▸ The request
Keep the images out and copy every entry below exactly.

--- BEGIN Entries ---

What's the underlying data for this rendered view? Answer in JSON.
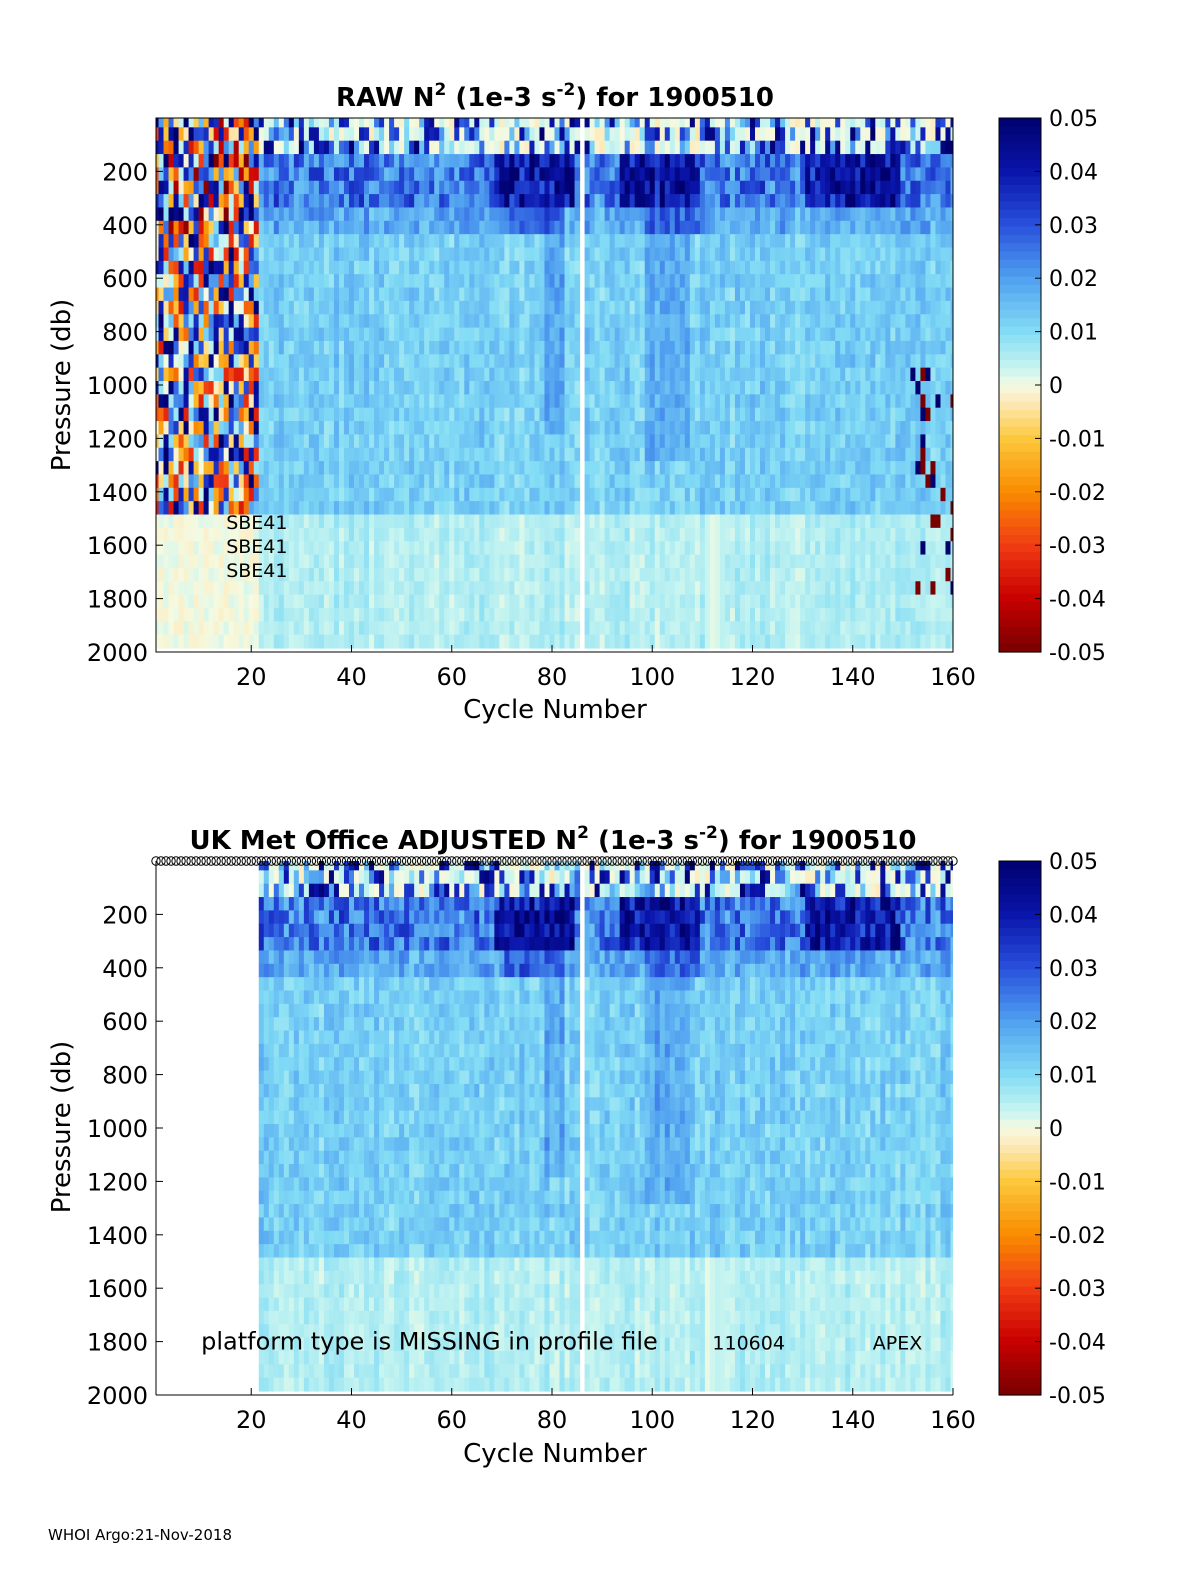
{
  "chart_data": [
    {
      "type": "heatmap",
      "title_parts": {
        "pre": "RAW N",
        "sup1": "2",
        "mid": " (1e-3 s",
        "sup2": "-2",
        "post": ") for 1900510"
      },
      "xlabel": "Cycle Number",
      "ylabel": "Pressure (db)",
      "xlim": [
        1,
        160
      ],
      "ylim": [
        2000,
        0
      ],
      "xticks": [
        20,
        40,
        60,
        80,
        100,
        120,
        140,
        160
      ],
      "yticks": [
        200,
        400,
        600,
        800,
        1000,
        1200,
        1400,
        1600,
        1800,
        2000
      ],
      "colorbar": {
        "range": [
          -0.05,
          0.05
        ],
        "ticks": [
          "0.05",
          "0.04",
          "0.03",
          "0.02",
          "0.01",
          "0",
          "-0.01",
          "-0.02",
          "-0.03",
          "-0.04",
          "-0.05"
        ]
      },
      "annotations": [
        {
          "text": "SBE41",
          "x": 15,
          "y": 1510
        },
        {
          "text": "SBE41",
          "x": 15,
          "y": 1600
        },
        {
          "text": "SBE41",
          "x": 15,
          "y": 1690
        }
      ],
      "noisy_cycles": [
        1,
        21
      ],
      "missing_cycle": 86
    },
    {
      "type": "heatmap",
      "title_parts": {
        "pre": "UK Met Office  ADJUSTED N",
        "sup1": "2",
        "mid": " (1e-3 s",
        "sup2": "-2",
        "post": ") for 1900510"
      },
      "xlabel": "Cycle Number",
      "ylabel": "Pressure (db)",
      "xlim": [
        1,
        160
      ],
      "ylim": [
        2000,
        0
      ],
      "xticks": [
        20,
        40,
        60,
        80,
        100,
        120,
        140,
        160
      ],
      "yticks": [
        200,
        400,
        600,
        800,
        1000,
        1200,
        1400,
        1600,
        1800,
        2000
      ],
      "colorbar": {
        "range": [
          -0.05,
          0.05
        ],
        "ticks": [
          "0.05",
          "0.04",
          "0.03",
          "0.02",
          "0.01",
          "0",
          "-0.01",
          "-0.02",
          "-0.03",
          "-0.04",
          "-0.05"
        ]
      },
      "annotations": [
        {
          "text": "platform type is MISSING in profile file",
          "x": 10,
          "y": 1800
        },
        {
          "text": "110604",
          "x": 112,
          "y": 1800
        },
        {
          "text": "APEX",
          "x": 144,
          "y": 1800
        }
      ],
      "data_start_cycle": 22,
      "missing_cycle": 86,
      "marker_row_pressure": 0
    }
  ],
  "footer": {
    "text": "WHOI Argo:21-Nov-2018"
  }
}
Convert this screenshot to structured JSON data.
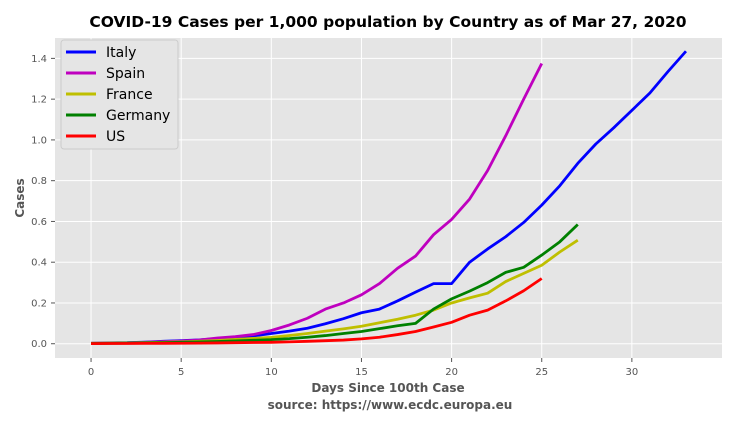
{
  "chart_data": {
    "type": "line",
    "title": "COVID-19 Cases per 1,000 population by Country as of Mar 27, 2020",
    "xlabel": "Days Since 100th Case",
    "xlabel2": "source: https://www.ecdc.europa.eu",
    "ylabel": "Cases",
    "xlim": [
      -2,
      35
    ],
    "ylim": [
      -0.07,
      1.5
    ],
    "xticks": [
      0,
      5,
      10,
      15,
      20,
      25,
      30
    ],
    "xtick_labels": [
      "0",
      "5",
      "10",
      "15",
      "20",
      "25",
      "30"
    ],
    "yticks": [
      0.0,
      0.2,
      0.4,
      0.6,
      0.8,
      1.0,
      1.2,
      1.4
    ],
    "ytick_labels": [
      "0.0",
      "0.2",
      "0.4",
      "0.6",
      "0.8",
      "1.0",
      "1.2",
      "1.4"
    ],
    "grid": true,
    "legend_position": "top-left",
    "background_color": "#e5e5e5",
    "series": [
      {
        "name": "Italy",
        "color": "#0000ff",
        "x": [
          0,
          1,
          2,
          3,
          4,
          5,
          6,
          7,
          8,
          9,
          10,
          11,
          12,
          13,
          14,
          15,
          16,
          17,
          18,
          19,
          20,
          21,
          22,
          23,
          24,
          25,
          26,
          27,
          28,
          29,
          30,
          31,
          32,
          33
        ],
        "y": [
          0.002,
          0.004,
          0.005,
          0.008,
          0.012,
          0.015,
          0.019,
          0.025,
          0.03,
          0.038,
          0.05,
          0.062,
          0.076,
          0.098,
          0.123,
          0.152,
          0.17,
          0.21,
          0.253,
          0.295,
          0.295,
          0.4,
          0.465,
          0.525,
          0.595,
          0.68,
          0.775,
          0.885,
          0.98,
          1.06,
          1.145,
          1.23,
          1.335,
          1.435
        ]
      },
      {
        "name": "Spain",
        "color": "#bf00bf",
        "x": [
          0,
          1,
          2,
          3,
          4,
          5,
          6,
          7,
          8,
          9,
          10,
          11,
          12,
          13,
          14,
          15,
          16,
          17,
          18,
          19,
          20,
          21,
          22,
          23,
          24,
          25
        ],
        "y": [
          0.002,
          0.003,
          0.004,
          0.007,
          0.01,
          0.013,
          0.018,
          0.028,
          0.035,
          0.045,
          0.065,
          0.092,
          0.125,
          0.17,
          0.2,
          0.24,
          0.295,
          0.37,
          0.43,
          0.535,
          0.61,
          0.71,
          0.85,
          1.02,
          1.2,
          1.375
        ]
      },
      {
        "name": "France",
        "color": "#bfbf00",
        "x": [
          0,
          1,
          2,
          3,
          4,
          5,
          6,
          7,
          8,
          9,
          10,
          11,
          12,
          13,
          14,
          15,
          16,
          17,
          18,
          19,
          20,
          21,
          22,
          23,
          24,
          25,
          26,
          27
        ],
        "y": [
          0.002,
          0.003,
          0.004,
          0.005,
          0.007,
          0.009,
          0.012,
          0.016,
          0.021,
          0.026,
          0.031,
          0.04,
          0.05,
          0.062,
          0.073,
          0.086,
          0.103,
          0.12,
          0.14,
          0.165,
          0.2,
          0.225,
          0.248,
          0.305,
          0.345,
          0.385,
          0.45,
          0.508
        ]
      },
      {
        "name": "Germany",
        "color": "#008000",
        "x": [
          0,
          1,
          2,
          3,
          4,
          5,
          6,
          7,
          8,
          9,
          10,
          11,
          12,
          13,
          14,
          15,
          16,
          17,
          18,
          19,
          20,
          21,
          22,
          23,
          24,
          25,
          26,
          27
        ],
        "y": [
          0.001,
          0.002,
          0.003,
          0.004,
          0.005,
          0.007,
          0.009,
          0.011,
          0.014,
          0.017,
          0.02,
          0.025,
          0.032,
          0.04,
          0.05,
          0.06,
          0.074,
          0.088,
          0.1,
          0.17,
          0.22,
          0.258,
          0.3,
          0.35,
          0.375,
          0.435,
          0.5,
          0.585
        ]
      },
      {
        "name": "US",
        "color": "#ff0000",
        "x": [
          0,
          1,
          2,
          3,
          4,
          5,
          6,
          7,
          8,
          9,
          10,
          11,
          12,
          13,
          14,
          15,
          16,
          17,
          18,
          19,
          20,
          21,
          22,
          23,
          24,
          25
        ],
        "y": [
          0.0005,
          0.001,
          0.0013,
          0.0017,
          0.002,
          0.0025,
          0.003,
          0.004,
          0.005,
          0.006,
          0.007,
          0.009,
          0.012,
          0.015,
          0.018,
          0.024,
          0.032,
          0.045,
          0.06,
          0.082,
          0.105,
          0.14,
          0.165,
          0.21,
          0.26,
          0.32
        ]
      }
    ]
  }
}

--- END Entries ---

▸ Response below
What's the underlying data for this rendered view? Answer in JSON.
{
  "chart_data": [
    {
      "type": "heatmap",
      "title_parts": {
        "pre": "RAW N",
        "sup1": "2",
        "mid": " (1e-3 s",
        "sup2": "-2",
        "post": ") for 1900510"
      },
      "xlabel": "Cycle Number",
      "ylabel": "Pressure (db)",
      "xlim": [
        1,
        160
      ],
      "ylim": [
        2000,
        0
      ],
      "xticks": [
        20,
        40,
        60,
        80,
        100,
        120,
        140,
        160
      ],
      "yticks": [
        200,
        400,
        600,
        800,
        1000,
        1200,
        1400,
        1600,
        1800,
        2000
      ],
      "colorbar": {
        "range": [
          -0.05,
          0.05
        ],
        "ticks": [
          "0.05",
          "0.04",
          "0.03",
          "0.02",
          "0.01",
          "0",
          "-0.01",
          "-0.02",
          "-0.03",
          "-0.04",
          "-0.05"
        ]
      },
      "annotations": [
        {
          "text": "SBE41",
          "x": 15,
          "y": 1510
        },
        {
          "text": "SBE41",
          "x": 15,
          "y": 1600
        },
        {
          "text": "SBE41",
          "x": 15,
          "y": 1690
        }
      ],
      "noisy_cycles": [
        1,
        21
      ],
      "missing_cycle": 86
    },
    {
      "type": "heatmap",
      "title_parts": {
        "pre": "UK Met Office  ADJUSTED N",
        "sup1": "2",
        "mid": " (1e-3 s",
        "sup2": "-2",
        "post": ") for 1900510"
      },
      "xlabel": "Cycle Number",
      "ylabel": "Pressure (db)",
      "xlim": [
        1,
        160
      ],
      "ylim": [
        2000,
        0
      ],
      "xticks": [
        20,
        40,
        60,
        80,
        100,
        120,
        140,
        160
      ],
      "yticks": [
        200,
        400,
        600,
        800,
        1000,
        1200,
        1400,
        1600,
        1800,
        2000
      ],
      "colorbar": {
        "range": [
          -0.05,
          0.05
        ],
        "ticks": [
          "0.05",
          "0.04",
          "0.03",
          "0.02",
          "0.01",
          "0",
          "-0.01",
          "-0.02",
          "-0.03",
          "-0.04",
          "-0.05"
        ]
      },
      "annotations": [
        {
          "text": "platform type is MISSING in profile file",
          "x": 10,
          "y": 1800
        },
        {
          "text": "110604",
          "x": 112,
          "y": 1800
        },
        {
          "text": "APEX",
          "x": 144,
          "y": 1800
        }
      ],
      "data_start_cycle": 22,
      "missing_cycle": 86,
      "marker_row_pressure": 0
    }
  ],
  "footer": {
    "text": "WHOI Argo:21-Nov-2018"
  }
}
Convert this screenshot to structured JSON data.
{
  "chart_data": {
    "type": "line",
    "title": "COVID-19 Cases per 1,000 population by Country as of Mar 27, 2020",
    "xlabel": "Days Since 100th Case",
    "xlabel2": "source: https://www.ecdc.europa.eu",
    "ylabel": "Cases",
    "xlim": [
      -2,
      35
    ],
    "ylim": [
      -0.07,
      1.5
    ],
    "xticks": [
      0,
      5,
      10,
      15,
      20,
      25,
      30
    ],
    "xtick_labels": [
      "0",
      "5",
      "10",
      "15",
      "20",
      "25",
      "30"
    ],
    "yticks": [
      0.0,
      0.2,
      0.4,
      0.6,
      0.8,
      1.0,
      1.2,
      1.4
    ],
    "ytick_labels": [
      "0.0",
      "0.2",
      "0.4",
      "0.6",
      "0.8",
      "1.0",
      "1.2",
      "1.4"
    ],
    "grid": true,
    "legend_position": "top-left",
    "background_color": "#e5e5e5",
    "series": [
      {
        "name": "Italy",
        "color": "#0000ff",
        "x": [
          0,
          1,
          2,
          3,
          4,
          5,
          6,
          7,
          8,
          9,
          10,
          11,
          12,
          13,
          14,
          15,
          16,
          17,
          18,
          19,
          20,
          21,
          22,
          23,
          24,
          25,
          26,
          27,
          28,
          29,
          30,
          31,
          32,
          33
        ],
        "y": [
          0.002,
          0.004,
          0.005,
          0.008,
          0.012,
          0.015,
          0.019,
          0.025,
          0.03,
          0.038,
          0.05,
          0.062,
          0.076,
          0.098,
          0.123,
          0.152,
          0.17,
          0.21,
          0.253,
          0.295,
          0.295,
          0.4,
          0.465,
          0.525,
          0.595,
          0.68,
          0.775,
          0.885,
          0.98,
          1.06,
          1.145,
          1.23,
          1.335,
          1.435
        ]
      },
      {
        "name": "Spain",
        "color": "#bf00bf",
        "x": [
          0,
          1,
          2,
          3,
          4,
          5,
          6,
          7,
          8,
          9,
          10,
          11,
          12,
          13,
          14,
          15,
          16,
          17,
          18,
          19,
          20,
          21,
          22,
          23,
          24,
          25
        ],
        "y": [
          0.002,
          0.003,
          0.004,
          0.007,
          0.01,
          0.013,
          0.018,
          0.028,
          0.035,
          0.045,
          0.065,
          0.092,
          0.125,
          0.17,
          0.2,
          0.24,
          0.295,
          0.37,
          0.43,
          0.535,
          0.61,
          0.71,
          0.85,
          1.02,
          1.2,
          1.375
        ]
      },
      {
        "name": "France",
        "color": "#bfbf00",
        "x": [
          0,
          1,
          2,
          3,
          4,
          5,
          6,
          7,
          8,
          9,
          10,
          11,
          12,
          13,
          14,
          15,
          16,
          17,
          18,
          19,
          20,
          21,
          22,
          23,
          24,
          25,
          26,
          27
        ],
        "y": [
          0.002,
          0.003,
          0.004,
          0.005,
          0.007,
          0.009,
          0.012,
          0.016,
          0.021,
          0.026,
          0.031,
          0.04,
          0.05,
          0.062,
          0.073,
          0.086,
          0.103,
          0.12,
          0.14,
          0.165,
          0.2,
          0.225,
          0.248,
          0.305,
          0.345,
          0.385,
          0.45,
          0.508
        ]
      },
      {
        "name": "Germany",
        "color": "#008000",
        "x": [
          0,
          1,
          2,
          3,
          4,
          5,
          6,
          7,
          8,
          9,
          10,
          11,
          12,
          13,
          14,
          15,
          16,
          17,
          18,
          19,
          20,
          21,
          22,
          23,
          24,
          25,
          26,
          27
        ],
        "y": [
          0.001,
          0.002,
          0.003,
          0.004,
          0.005,
          0.007,
          0.009,
          0.011,
          0.014,
          0.017,
          0.02,
          0.025,
          0.032,
          0.04,
          0.05,
          0.06,
          0.074,
          0.088,
          0.1,
          0.17,
          0.22,
          0.258,
          0.3,
          0.35,
          0.375,
          0.435,
          0.5,
          0.585
        ]
      },
      {
        "name": "US",
        "color": "#ff0000",
        "x": [
          0,
          1,
          2,
          3,
          4,
          5,
          6,
          7,
          8,
          9,
          10,
          11,
          12,
          13,
          14,
          15,
          16,
          17,
          18,
          19,
          20,
          21,
          22,
          23,
          24,
          25
        ],
        "y": [
          0.0005,
          0.001,
          0.0013,
          0.0017,
          0.002,
          0.0025,
          0.003,
          0.004,
          0.005,
          0.006,
          0.007,
          0.009,
          0.012,
          0.015,
          0.018,
          0.024,
          0.032,
          0.045,
          0.06,
          0.082,
          0.105,
          0.14,
          0.165,
          0.21,
          0.26,
          0.32
        ]
      }
    ]
  }
}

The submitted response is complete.